*Data for processing*.
--- start ---

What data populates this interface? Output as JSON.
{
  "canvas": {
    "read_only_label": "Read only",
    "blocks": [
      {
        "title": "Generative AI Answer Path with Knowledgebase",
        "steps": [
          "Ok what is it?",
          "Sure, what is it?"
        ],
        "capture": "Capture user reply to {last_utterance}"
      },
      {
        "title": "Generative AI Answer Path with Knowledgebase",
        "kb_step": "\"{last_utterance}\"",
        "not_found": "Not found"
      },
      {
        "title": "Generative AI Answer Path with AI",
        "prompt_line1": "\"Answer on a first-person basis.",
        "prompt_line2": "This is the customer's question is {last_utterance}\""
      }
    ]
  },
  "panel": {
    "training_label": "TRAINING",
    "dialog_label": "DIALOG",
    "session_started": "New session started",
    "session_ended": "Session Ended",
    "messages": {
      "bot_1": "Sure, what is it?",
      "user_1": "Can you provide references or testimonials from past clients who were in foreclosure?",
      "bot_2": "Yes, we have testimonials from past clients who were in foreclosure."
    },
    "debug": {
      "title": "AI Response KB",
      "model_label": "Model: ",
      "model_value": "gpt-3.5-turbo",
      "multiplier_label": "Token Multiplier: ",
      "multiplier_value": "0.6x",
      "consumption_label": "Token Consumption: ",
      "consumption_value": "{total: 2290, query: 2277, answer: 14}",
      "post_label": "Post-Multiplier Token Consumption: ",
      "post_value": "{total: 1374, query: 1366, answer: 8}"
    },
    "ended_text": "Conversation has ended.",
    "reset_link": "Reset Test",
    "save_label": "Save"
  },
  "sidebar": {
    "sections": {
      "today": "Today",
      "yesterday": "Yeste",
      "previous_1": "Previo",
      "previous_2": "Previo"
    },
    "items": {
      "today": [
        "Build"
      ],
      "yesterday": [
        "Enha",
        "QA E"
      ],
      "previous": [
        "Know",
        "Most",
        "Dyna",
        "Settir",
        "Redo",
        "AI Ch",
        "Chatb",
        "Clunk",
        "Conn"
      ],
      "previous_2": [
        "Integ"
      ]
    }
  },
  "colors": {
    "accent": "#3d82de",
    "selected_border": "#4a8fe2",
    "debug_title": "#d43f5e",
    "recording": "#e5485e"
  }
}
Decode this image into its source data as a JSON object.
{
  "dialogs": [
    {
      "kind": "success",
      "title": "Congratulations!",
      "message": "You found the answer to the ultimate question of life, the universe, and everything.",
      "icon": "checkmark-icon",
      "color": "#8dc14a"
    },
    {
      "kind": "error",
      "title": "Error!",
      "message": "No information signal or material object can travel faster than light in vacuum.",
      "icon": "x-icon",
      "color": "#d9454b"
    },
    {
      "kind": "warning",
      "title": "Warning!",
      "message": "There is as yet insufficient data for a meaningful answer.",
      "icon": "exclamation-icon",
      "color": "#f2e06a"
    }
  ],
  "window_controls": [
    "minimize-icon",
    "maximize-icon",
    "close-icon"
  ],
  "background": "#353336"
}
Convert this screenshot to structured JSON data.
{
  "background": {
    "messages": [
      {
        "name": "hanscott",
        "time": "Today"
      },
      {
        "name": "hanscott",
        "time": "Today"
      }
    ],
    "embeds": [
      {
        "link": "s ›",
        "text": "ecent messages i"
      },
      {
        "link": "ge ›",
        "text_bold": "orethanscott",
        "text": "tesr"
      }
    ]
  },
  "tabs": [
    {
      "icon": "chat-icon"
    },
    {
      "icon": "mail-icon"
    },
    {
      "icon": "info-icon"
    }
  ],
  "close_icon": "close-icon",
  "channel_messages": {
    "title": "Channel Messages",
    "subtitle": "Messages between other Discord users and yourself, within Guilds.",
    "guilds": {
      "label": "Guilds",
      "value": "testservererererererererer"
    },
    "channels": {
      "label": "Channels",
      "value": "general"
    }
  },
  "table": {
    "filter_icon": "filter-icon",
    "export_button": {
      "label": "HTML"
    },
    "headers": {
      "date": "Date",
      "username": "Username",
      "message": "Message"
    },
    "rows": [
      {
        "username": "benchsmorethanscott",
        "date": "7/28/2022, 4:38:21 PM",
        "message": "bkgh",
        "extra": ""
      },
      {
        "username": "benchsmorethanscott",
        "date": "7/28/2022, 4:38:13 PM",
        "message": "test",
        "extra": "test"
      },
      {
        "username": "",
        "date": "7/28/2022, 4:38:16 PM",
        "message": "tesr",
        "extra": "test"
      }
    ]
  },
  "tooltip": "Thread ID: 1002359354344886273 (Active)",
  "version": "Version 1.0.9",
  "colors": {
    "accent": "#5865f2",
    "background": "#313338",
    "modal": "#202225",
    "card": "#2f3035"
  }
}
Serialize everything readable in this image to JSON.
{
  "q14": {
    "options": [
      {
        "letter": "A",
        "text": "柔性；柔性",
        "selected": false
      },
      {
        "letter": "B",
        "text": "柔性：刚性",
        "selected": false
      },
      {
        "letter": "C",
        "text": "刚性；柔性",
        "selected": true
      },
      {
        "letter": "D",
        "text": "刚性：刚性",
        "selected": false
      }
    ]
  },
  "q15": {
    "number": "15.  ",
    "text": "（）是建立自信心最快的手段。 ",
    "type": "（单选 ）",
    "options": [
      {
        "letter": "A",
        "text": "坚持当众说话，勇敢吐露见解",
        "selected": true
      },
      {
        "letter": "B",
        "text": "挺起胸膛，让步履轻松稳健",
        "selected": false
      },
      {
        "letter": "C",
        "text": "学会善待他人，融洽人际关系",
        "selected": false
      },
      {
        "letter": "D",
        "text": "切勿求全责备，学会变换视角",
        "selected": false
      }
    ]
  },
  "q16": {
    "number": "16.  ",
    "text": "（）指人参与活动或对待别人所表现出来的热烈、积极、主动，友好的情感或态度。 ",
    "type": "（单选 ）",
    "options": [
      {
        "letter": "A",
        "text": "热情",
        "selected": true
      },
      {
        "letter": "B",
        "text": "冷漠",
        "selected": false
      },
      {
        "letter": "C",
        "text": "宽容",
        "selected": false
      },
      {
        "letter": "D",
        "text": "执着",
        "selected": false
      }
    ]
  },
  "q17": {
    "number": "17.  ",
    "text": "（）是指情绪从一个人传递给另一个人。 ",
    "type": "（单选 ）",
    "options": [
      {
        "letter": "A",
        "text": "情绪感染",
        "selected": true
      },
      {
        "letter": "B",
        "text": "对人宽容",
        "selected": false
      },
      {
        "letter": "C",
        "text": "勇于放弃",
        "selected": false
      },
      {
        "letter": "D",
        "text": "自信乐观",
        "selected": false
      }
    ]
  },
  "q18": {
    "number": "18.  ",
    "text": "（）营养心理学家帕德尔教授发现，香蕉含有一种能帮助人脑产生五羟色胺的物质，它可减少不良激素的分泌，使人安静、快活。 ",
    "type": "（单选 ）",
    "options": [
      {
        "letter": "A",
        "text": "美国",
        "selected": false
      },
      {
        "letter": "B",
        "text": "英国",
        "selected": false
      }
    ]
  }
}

--- end ---

*What you have to do*.
Extract all of the material exactly as it is written.

*Exercise result*.
What data populates this interface? Output as JSON.
{
  "canvas": {
    "read_only_label": "Read only",
    "blocks": [
      {
        "title": "Generative AI Answer Path with Knowledgebase",
        "steps": [
          "Ok what is it?",
          "Sure, what is it?"
        ],
        "capture": "Capture user reply to {last_utterance}"
      },
      {
        "title": "Generative AI Answer Path with Knowledgebase",
        "kb_step": "\"{last_utterance}\"",
        "not_found": "Not found"
      },
      {
        "title": "Generative AI Answer Path with AI",
        "prompt_line1": "\"Answer on a first-person basis.",
        "prompt_line2": "This is the customer's question is {last_utterance}\""
      }
    ]
  },
  "panel": {
    "training_label": "TRAINING",
    "dialog_label": "DIALOG",
    "session_started": "New session started",
    "session_ended": "Session Ended",
    "messages": {
      "bot_1": "Sure, what is it?",
      "user_1": "Can you provide references or testimonials from past clients who were in foreclosure?",
      "bot_2": "Yes, we have testimonials from past clients who were in foreclosure."
    },
    "debug": {
      "title": "AI Response KB",
      "model_label": "Model: ",
      "model_value": "gpt-3.5-turbo",
      "multiplier_label": "Token Multiplier: ",
      "multiplier_value": "0.6x",
      "consumption_label": "Token Consumption: ",
      "consumption_value": "{total: 2290, query: 2277, answer: 14}",
      "post_label": "Post-Multiplier Token Consumption: ",
      "post_value": "{total: 1374, query: 1366, answer: 8}"
    },
    "ended_text": "Conversation has ended.",
    "reset_link": "Reset Test",
    "save_label": "Save"
  },
  "sidebar": {
    "sections": {
      "today": "Today",
      "yesterday": "Yeste",
      "previous_1": "Previo",
      "previous_2": "Previo"
    },
    "items": {
      "today": [
        "Build"
      ],
      "yesterday": [
        "Enha",
        "QA E"
      ],
      "previous": [
        "Know",
        "Most",
        "Dyna",
        "Settir",
        "Redo",
        "AI Ch",
        "Chatb",
        "Clunk",
        "Conn"
      ],
      "previous_2": [
        "Integ"
      ]
    }
  },
  "colors": {
    "accent": "#3d82de",
    "selected_border": "#4a8fe2",
    "debug_title": "#d43f5e",
    "recording": "#e5485e"
  }
}
Decode this image into its source data as a JSON object.
{
  "dialogs": [
    {
      "kind": "success",
      "title": "Congratulations!",
      "message": "You found the answer to the ultimate question of life, the universe, and everything.",
      "icon": "checkmark-icon",
      "color": "#8dc14a"
    },
    {
      "kind": "error",
      "title": "Error!",
      "message": "No information signal or material object can travel faster than light in vacuum.",
      "icon": "x-icon",
      "color": "#d9454b"
    },
    {
      "kind": "warning",
      "title": "Warning!",
      "message": "There is as yet insufficient data for a meaningful answer.",
      "icon": "exclamation-icon",
      "color": "#f2e06a"
    }
  ],
  "window_controls": [
    "minimize-icon",
    "maximize-icon",
    "close-icon"
  ],
  "background": "#353336"
}
Convert this screenshot to structured JSON data.
{
  "background": {
    "messages": [
      {
        "name": "hanscott",
        "time": "Today"
      },
      {
        "name": "hanscott",
        "time": "Today"
      }
    ],
    "embeds": [
      {
        "link": "s ›",
        "text": "ecent messages i"
      },
      {
        "link": "ge ›",
        "text_bold": "orethanscott",
        "text": "tesr"
      }
    ]
  },
  "tabs": [
    {
      "icon": "chat-icon"
    },
    {
      "icon": "mail-icon"
    },
    {
      "icon": "info-icon"
    }
  ],
  "close_icon": "close-icon",
  "channel_messages": {
    "title": "Channel Messages",
    "subtitle": "Messages between other Discord users and yourself, within Guilds.",
    "guilds": {
      "label": "Guilds",
      "value": "testservererererererererer"
    },
    "channels": {
      "label": "Channels",
      "value": "general"
    }
  },
  "table": {
    "filter_icon": "filter-icon",
    "export_button": {
      "label": "HTML"
    },
    "headers": {
      "date": "Date",
      "username": "Username",
      "message": "Message"
    },
    "rows": [
      {
        "username": "benchsmorethanscott",
        "date": "7/28/2022, 4:38:21 PM",
        "message": "bkgh",
        "extra": ""
      },
      {
        "username": "benchsmorethanscott",
        "date": "7/28/2022, 4:38:13 PM",
        "message": "test",
        "extra": "test"
      },
      {
        "username": "",
        "date": "7/28/2022, 4:38:16 PM",
        "message": "tesr",
        "extra": "test"
      }
    ]
  },
  "tooltip": "Thread ID: 1002359354344886273 (Active)",
  "version": "Version 1.0.9",
  "colors": {
    "accent": "#5865f2",
    "background": "#313338",
    "modal": "#202225",
    "card": "#2f3035"
  }
}
Serialize everything readable in this image to JSON.
{
  "q14": {
    "options": [
      {
        "letter": "A",
        "text": "柔性；柔性",
        "selected": false
      },
      {
        "letter": "B",
        "text": "柔性：刚性",
        "selected": false
      },
      {
        "letter": "C",
        "text": "刚性；柔性",
        "selected": true
      },
      {
        "letter": "D",
        "text": "刚性：刚性",
        "selected": false
      }
    ]
  },
  "q15": {
    "number": "15.  ",
    "text": "（）是建立自信心最快的手段。 ",
    "type": "（单选 ）",
    "options": [
      {
        "letter": "A",
        "text": "坚持当众说话，勇敢吐露见解",
        "selected": true
      },
      {
        "letter": "B",
        "text": "挺起胸膛，让步履轻松稳健",
        "selected": false
      },
      {
        "letter": "C",
        "text": "学会善待他人，融洽人际关系",
        "selected": false
      },
      {
        "letter": "D",
        "text": "切勿求全责备，学会变换视角",
        "selected": false
      }
    ]
  },
  "q16": {
    "number": "16.  ",
    "text": "（）指人参与活动或对待别人所表现出来的热烈、积极、主动，友好的情感或态度。 ",
    "type": "（单选 ）",
    "options": [
      {
        "letter": "A",
        "text": "热情",
        "selected": true
      },
      {
        "letter": "B",
        "text": "冷漠",
        "selected": false
      },
      {
        "letter": "C",
        "text": "宽容",
        "selected": false
      },
      {
        "letter": "D",
        "text": "执着",
        "selected": false
      }
    ]
  },
  "q17": {
    "number": "17.  ",
    "text": "（）是指情绪从一个人传递给另一个人。 ",
    "type": "（单选 ）",
    "options": [
      {
        "letter": "A",
        "text": "情绪感染",
        "selected": true
      },
      {
        "letter": "B",
        "text": "对人宽容",
        "selected": false
      },
      {
        "letter": "C",
        "text": "勇于放弃",
        "selected": false
      },
      {
        "letter": "D",
        "text": "自信乐观",
        "selected": false
      }
    ]
  },
  "q18": {
    "number": "18.  ",
    "text": "（）营养心理学家帕德尔教授发现，香蕉含有一种能帮助人脑产生五羟色胺的物质，它可减少不良激素的分泌，使人安静、快活。 ",
    "type": "（单选 ）",
    "options": [
      {
        "letter": "A",
        "text": "美国",
        "selected": false
      },
      {
        "letter": "B",
        "text": "英国",
        "selected": false
      }
    ]
  }
}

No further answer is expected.